Problems and tasks -
- 1) Summarize the text on network centrality in two sentences.
- 2) Answer these questions from the text on network centrality.
(a) What does degree centrality count?
(b) Besides ranking web pages in a Google search, what is PageRank centrality used for?
(c) Under betweenness centrality, which vertices are considered more important?
- 3) Extend the text on network centrality past its final sentence.
____ Text provided
Suppose there is a wave of fake news spreading on a social media platform. The situation is extremely alarming, and it is very difficult to filter the real from the fake news. The authorities come to you and ask how they should react. How can they control the spread of fake news? Information and news are spread through social media, which is just a network of people who are connected with virtual friendships. You need to decide which nodes affect the spread of information the most! You can rephrase this under the more general question, “Which is the most important node in a network?”.

Well, there is not one single answer. Importance changes when we change the context we are dealing with. In a group of scientists, maybe a person with the most influential publications could be considered the most important? Amongst politicians or actors, maybe a person with the most followers could be considered the most influential? So it indeed seems, that importance depends on what context one is dealing with.

Making importance concrete

In network theory too, people are often intrigued to know, what is the most important node in a network. There are instances when it is needed to rank nodes of a network in order of their importance. Web search engines for example order websites, and often give us the desired results in the first few searches, how does this happen? An extremely logical question in this respect would be: Can we mathematically quantify importance? Can we assign numbers for associating importance to nodes in a network?

This is where centrality measures come into the picture. Suppose we assign a positive number to each node. The number associated with each node should be considered to be dependent on the importance of that particular node with respect to this measure.

For example, in the network above the black node in the middle is the most important when you consider closeness centrality (no worries, we will explain it a little bit). If you remove this point the network will break down in two components. 

Let us look at some important examples of centrality measures.

Degree Centrality: This centrality measure counts the number of neighbors of a node in the network. Consider a network of people, with two people linked when they are friends. In this network, degree centrality is the same as the number of friends of a specific person. This centrality is the reason why companies choose celebrities to advertise their product, as celebrities have the largest degree on social media.

Closeness centrality: In this centrality measure, we look at the reciprocal of the sum of distances of a specific node from the rest of the nodes. The larger this quantity, the more central we consider the vertex to be. Intuitively, vertices with a higher average distance from the rest are less central.

PageRank Centrality: This centrality measure is used to rank web pages in a Google search. It is also used in citation networks to establish the importance index of a paper or a journal. You could have a look at this article written by Nelly Litvak for a detailed discussion on PageRank. 

Betweenness Centrality: This centrality measures the proportion of shortest paths containing a particular vertex. This means that the vertices which lie in the shortest paths more often are considered to be more important.
________
____ Dataset content
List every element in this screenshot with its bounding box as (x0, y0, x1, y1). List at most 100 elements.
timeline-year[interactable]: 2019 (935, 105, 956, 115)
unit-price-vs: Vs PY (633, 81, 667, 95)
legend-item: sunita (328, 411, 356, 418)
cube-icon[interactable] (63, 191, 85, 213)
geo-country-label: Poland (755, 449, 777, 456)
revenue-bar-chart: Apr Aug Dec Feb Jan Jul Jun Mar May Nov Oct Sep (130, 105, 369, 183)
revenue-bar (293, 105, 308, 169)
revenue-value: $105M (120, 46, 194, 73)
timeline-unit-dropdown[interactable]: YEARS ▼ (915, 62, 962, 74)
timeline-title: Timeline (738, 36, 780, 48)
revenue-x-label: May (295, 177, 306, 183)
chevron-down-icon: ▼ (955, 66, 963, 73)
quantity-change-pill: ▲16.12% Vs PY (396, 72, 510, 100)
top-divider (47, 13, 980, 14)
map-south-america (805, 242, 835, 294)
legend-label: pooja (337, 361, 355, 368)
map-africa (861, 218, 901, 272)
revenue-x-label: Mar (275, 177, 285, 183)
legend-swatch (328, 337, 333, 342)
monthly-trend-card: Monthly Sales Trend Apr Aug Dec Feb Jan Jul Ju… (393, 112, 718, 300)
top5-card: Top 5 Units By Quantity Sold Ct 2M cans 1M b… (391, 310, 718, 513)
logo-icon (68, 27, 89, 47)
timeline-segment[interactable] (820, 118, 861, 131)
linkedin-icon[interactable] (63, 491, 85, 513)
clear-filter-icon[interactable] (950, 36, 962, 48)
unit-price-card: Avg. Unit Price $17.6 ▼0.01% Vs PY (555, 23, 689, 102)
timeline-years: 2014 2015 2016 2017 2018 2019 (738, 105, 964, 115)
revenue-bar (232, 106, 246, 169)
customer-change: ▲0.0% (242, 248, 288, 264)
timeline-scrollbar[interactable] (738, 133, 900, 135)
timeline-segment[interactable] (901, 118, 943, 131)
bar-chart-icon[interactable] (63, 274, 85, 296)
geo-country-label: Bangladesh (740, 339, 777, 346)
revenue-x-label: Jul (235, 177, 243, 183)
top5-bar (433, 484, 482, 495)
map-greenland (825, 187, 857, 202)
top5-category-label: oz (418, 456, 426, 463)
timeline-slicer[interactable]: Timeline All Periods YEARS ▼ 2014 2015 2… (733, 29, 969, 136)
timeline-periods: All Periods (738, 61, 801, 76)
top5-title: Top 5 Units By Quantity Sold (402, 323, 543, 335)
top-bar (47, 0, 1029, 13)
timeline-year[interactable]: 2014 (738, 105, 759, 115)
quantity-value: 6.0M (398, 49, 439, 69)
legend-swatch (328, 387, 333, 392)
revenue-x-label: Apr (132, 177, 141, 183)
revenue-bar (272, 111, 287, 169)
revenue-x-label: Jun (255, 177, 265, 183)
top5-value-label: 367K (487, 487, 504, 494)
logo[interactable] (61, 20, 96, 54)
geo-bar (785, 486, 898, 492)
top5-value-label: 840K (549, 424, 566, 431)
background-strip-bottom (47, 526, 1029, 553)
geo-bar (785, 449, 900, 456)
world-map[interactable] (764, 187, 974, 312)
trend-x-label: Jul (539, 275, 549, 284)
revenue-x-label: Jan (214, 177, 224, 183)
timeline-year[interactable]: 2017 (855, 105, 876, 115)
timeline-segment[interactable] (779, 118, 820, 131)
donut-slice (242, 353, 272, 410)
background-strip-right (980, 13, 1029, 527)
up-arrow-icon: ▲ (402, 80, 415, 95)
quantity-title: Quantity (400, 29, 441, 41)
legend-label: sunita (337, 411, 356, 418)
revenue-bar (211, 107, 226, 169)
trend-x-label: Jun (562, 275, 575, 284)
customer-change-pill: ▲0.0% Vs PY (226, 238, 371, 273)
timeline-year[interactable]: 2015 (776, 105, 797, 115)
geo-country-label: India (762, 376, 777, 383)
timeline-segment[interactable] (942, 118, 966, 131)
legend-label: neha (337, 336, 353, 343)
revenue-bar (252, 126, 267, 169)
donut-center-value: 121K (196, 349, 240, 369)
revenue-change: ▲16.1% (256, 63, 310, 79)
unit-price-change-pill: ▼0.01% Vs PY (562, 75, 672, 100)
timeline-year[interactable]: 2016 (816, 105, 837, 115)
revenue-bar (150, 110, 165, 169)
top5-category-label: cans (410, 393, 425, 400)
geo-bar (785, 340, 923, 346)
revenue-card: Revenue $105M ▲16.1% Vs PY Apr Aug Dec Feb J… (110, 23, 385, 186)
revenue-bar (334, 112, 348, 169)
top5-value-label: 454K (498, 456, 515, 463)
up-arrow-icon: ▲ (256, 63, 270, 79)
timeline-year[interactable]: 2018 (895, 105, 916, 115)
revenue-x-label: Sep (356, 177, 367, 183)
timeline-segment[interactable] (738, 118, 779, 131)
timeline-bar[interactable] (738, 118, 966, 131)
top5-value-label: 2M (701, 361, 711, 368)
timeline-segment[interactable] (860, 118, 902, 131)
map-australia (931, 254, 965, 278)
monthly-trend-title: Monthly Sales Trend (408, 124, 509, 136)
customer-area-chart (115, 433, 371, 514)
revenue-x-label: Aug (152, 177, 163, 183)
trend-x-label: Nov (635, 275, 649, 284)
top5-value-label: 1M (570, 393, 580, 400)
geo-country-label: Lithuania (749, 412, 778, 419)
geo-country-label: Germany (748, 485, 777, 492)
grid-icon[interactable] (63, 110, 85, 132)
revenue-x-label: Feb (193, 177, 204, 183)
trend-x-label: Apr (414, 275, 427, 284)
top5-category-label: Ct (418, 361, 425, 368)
________
Set of answers -
- 1) There is no single answer to which node matters most in a network, such as when deciding how to control fake news spreading on social media, because importance depends on context. Centrality measures make importance concrete by assigning each node a positive number, and examples include degree, closeness, PageRank and betweenness centrality.

- 2)
(a) The number of neighbors of a node in the network.
(b) It is used in citation networks to establish the importance index of a paper or a journal.
(c) The vertices that lie in the shortest paths more often.

- 3)
Context plays a role

One of the strongest limitations that centrality measures have is that each of these measures works well in a certain context, whereas fails when subjected to a different context. For example, in the network below, the nodes with the highest degrees (i.e. 2 and 4) may not always be the most important ones. Node 3 for example, which has degree equal to two, keeps the two parts of the network (nodes 4, 5, 6, and 9, and 1, 2, 7, and 8) connected with each other. Nodes 2 and 4 are the nodes which can influence the most other nodes in the network. But if we want to identify the nodes that are important for the spread of information between nodes then node 3, which has a low degree but a "central" position, is also important. 

This subtlety can also be illustrated as follows. Centrality measures can be classified into two kinds. One that is based on how strong the nodes keep the network together, and the other type is one in which we look at the flow of traffic within the network. A centrality measure in one particular category tends to fail in the other one.  High betweenness centrality vertices are contained in most of the shortest paths. Whereas centrality measures like degree centrality only look at the number of neighbours of a particular vertex. So, if a vertex has a high degree but is far away from the rest of the network, it is relatively unnecessary for traffic flow within a network, in comparison to a low-degree vertex which lies in a key position in the network. 

In the network above you see that a node with degree centrality (left) does not necessarily also have a high betweenness centrality (right).

One of the questions that network scientists are interested in is how we can compare several centrality measures. There could be several ways to do this. But one particular way is by removing the top \alpha % percent nodes with respect to each centrality, and then compare the size of the largest connected component (the set of nodes in a network which are connected to each other is called a component), or the total number of connected components.

Closeness centrality

PageRank centrality

For example, in the network above if you remove the node with the highest closeness centrality (top left) then the network breaks down into two components (top right). If you remove the node with the highest PageRank centrality (bottom left) then the network stays connected (bottom right).

For very good centrality measures we expect that removing a percentage of vertices that are “important” according to this measure, will have a great impact on the structure of the remaining network. For example, it can lead to a network which consists of many components which are not connected with each other. In some way, removing important nodes will break down the whole network.

Coming back to the question we started from, which nodes are crucial in a social network when we look at how news spread? Nodes whose removal breaks down the network into many components could be considered important. Because breaking a network into smaller and smaller connected components will reduce the spread. So the centrality measure which performs the best with respect to node removal, is of great importance.

Do you want to experiment with various centrality measures and networks? You can try yourself various cases in the animation below, developed by Martijn Gösgens from the Eindhoven University of Technology. You can choose a network from the Erdrös-Rényi, Preferential Attachment, Geometric, and Configuration Model, a centrality measure (Betweenness, Closeness, Degree, Eigenvector, Game of Thieves (discussed later), Harmonic, and PageRank), and the fraction of most central nodes to be removed with respect to the chosen centrality measure. Then you see what happens to the network. The higher the number/darker the color of a node the more central it is with respect to the chosen centrality measure. Try to figure out what happens!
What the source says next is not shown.